▸ Texto apresentado
>>>>>
Ex-prefeito de Água Branca é acusado por ato de improbidade

Ex-prefeito de Água Branca é acusado por ato de improbidade

A Terceira Câmara Cível do Tribunal de Justiça da Paraíba (TJPB) reformou sentença de 1º grau e, por consequência, reconheceu a prática de ato de improbidade administrativa do ex-prefeito de Água Branca, Hércules Sidney Firmino. O ex-gestor foi acusado de autorizar a utilização de veículo escolar para viagem a cidade de Conde, a título de prêmio a organizadores de evento ocorrido no município.

A relatora do recurso (0000377-26.2007.815.0941) foi a desembargadora Maria das Graças Morais Guedes. De igual modo, os desembargadores Saulo Henriques de Sá e Benevides e José Aurélio da Cruz acompanharam o voto, bem como condenaram o agente ao pagamento de multa civil no valor de uma remuneração percebida, devidamente atualizada e acrescida de juros.

Conforme os autos, o Ministério Público estadual ingressou com ação civil pública em virtude de Hércules Sidney autorizar o desvirtuamento do uso de bem público, por ocasião das celebrações de emancipação política do Município. O MP aduziu, também, que o veículo era destinado, exclusivamente, ao transporte escolar, adquirido por meio de convênio junto ao Ministério da Educação e Cultura (MEC), existindo evidente desvio de finalidade e configurando, dessa forma, improbidade.
<<<<<
▸ Material fornecido
>>>>>
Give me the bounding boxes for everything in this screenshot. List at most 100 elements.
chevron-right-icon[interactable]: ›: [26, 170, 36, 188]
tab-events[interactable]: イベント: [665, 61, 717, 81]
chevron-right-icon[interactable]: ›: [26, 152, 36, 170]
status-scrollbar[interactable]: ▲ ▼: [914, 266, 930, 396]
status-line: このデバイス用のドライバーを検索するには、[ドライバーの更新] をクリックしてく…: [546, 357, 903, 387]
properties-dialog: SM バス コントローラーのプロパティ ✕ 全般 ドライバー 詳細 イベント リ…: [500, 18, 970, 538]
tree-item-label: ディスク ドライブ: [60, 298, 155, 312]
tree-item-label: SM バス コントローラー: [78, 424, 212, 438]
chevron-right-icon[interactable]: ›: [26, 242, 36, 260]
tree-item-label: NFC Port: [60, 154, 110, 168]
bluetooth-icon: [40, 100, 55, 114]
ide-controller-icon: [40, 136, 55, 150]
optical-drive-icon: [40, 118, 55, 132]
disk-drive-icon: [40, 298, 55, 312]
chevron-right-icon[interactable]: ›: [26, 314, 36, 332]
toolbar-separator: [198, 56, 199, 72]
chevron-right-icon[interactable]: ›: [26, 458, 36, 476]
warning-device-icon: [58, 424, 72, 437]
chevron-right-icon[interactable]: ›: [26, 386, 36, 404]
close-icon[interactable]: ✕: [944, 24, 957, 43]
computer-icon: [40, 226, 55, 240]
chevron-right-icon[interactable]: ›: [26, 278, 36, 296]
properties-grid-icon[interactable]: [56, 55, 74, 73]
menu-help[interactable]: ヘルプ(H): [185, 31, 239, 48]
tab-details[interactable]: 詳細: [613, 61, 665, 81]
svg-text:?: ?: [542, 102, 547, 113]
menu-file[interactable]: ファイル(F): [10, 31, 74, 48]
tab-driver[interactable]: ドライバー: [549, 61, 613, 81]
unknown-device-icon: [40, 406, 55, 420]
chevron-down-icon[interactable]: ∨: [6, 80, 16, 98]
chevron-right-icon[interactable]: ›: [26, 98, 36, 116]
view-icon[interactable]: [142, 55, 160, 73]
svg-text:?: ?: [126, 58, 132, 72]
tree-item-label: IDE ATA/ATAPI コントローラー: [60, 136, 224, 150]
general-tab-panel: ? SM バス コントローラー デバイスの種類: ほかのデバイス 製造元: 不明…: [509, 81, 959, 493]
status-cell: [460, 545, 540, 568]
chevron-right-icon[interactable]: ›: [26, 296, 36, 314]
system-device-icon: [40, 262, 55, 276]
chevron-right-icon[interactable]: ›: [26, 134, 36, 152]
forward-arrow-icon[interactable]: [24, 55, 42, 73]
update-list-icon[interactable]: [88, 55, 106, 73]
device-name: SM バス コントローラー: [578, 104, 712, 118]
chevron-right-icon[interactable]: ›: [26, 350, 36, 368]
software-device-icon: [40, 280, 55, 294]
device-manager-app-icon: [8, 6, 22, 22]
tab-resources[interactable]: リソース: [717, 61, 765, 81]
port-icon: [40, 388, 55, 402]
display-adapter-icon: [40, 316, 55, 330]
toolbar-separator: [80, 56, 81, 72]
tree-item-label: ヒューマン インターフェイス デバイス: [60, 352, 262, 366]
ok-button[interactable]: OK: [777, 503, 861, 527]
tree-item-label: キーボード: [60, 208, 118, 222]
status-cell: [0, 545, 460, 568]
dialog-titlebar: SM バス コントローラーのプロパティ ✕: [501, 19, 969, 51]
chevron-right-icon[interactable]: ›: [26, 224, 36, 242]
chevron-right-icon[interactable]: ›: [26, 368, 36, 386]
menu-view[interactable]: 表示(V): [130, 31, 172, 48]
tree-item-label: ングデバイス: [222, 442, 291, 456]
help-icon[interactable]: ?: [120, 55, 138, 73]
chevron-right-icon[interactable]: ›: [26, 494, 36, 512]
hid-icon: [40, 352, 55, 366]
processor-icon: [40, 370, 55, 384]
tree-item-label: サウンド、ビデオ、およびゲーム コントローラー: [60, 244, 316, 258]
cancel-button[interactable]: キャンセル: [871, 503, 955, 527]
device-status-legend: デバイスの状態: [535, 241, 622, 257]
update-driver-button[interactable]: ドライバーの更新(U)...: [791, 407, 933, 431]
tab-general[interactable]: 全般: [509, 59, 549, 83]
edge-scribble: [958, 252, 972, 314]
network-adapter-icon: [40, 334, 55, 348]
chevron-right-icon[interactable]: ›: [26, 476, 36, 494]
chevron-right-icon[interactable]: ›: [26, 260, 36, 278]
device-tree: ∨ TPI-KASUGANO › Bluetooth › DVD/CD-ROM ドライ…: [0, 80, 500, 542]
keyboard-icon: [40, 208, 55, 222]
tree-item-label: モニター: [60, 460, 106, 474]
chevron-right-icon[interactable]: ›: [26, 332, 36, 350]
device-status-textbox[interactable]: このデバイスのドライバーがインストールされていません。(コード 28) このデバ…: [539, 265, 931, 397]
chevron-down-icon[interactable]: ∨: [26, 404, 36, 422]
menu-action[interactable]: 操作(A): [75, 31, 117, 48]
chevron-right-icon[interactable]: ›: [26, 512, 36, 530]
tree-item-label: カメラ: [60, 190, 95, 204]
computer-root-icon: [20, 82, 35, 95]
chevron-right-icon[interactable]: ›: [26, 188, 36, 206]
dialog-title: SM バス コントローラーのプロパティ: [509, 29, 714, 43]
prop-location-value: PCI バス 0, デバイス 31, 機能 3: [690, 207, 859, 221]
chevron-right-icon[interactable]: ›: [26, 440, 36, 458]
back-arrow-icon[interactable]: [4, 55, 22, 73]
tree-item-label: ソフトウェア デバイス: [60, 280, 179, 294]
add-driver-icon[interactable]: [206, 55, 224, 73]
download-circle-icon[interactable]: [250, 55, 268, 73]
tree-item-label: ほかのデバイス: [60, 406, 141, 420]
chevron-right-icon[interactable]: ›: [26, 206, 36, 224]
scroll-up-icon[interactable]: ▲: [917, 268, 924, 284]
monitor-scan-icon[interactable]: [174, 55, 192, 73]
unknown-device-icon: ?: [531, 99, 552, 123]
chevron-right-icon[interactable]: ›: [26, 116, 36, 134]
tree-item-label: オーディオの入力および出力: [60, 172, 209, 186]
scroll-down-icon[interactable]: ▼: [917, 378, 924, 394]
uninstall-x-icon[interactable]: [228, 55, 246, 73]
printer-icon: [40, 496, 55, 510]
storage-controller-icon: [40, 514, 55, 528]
<<<<<
▸ Enunciado do exercício
Devolva o texto inteiro sobre o ex-prefeito de Água Branca, sem mudar uma palavra. Esse material é à parte e não tem ligação com o texto.

▸ Resposta da tarefa
Ex-prefeito de Água Branca é acusado por ato de improbidade

Ex-prefeito de Água Branca é acusado por ato de improbidade

A Terceira Câmara Cível do Tribunal de Justiça da Paraíba (TJPB) reformou sentença de 1º grau e, por consequência, reconheceu a prática de ato de improbidade administrativa do ex-prefeito de Água Branca, Hércules Sidney Firmino. O ex-gestor foi acusado de autorizar a utilização de veículo escolar para viagem a cidade de Conde, a título de prêmio a organizadores de evento ocorrido no município.

A relatora do recurso (0000377-26.2007.815.0941) foi a desembargadora Maria das Graças Morais Guedes. De igual modo, os desembargadores Saulo Henriques de Sá e Benevides e José Aurélio da Cruz acompanharam o voto, bem como condenaram o agente ao pagamento de multa civil no valor de uma remuneração percebida, devidamente atualizada e acrescida de juros.

Conforme os autos, o Ministério Público estadual ingressou com ação civil pública em virtude de Hércules Sidney autorizar o desvirtuamento do uso de bem público, por ocasião das celebrações de emancipação política do Município. O MP aduziu, também, que o veículo era destinado, exclusivamente, ao transporte escolar, adquirido por meio de convênio junto ao Ministério da Educação e Cultura (MEC), existindo evidente desvio de finalidade e configurando, dessa forma, improbidade.